## Requirement
For each line in the data below that holds "address", return a copy.

=-=-=-=-=

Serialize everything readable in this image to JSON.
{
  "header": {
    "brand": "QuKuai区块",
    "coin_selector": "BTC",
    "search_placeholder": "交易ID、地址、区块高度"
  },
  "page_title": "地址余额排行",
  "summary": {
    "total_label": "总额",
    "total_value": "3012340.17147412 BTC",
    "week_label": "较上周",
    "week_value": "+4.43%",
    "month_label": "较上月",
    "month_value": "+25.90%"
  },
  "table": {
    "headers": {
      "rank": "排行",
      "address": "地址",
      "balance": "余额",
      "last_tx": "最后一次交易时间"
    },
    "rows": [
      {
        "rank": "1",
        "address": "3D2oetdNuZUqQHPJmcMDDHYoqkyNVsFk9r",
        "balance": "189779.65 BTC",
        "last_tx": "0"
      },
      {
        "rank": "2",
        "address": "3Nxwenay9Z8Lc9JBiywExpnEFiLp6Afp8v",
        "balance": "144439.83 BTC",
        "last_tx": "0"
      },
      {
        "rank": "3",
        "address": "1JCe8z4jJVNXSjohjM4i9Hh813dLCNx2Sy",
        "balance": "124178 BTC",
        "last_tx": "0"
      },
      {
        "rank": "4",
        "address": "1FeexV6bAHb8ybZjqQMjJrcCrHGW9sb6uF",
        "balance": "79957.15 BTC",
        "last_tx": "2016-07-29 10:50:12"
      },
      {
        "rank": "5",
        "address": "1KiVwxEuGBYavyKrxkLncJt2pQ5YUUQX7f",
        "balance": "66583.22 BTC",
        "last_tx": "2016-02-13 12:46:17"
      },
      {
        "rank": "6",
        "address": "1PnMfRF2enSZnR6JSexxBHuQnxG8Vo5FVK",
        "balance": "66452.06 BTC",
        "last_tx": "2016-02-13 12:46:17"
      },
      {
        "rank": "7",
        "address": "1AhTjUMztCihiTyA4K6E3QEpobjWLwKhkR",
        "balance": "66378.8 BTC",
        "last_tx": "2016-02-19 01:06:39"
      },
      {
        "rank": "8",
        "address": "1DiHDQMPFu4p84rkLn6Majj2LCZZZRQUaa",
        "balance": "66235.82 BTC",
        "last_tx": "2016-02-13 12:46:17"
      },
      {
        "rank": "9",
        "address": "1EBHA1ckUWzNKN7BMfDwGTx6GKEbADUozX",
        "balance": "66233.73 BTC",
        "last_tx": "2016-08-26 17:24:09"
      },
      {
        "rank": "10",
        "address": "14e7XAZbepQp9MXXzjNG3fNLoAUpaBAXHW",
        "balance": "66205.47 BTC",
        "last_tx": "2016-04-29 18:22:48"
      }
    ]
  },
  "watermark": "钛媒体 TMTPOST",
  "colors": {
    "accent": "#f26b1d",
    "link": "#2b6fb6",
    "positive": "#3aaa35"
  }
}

=-=-=-=-=

## Task answer
      "address": "地址",
        "address": "3D2oetdNuZUqQHPJmcMDDHYoqkyNVsFk9r",
        "address": "3Nxwenay9Z8Lc9JBiywExpnEFiLp6Afp8v",
        "address": "1JCe8z4jJVNXSjohjM4i9Hh813dLCNx2Sy",
        "address": "1FeexV6bAHb8ybZjqQMjJrcCrHGW9sb6uF",
        "address": "1KiVwxEuGBYavyKrxkLncJt2pQ5YUUQX7f",
        "address": "1PnMfRF2enSZnR6JSexxBHuQnxG8Vo5FVK",
        "address": "1AhTjUMztCihiTyA4K6E3QEpobjWLwKhkR",
        "address": "1DiHDQMPFu4p84rkLn6Majj2LCZZZRQUaa",
        "address": "1EBHA1ckUWzNKN7BMfDwGTx6GKEbADUozX",
        "address": "14e7XAZbepQp9MXXzjNG3fNLoAUpaBAXHW",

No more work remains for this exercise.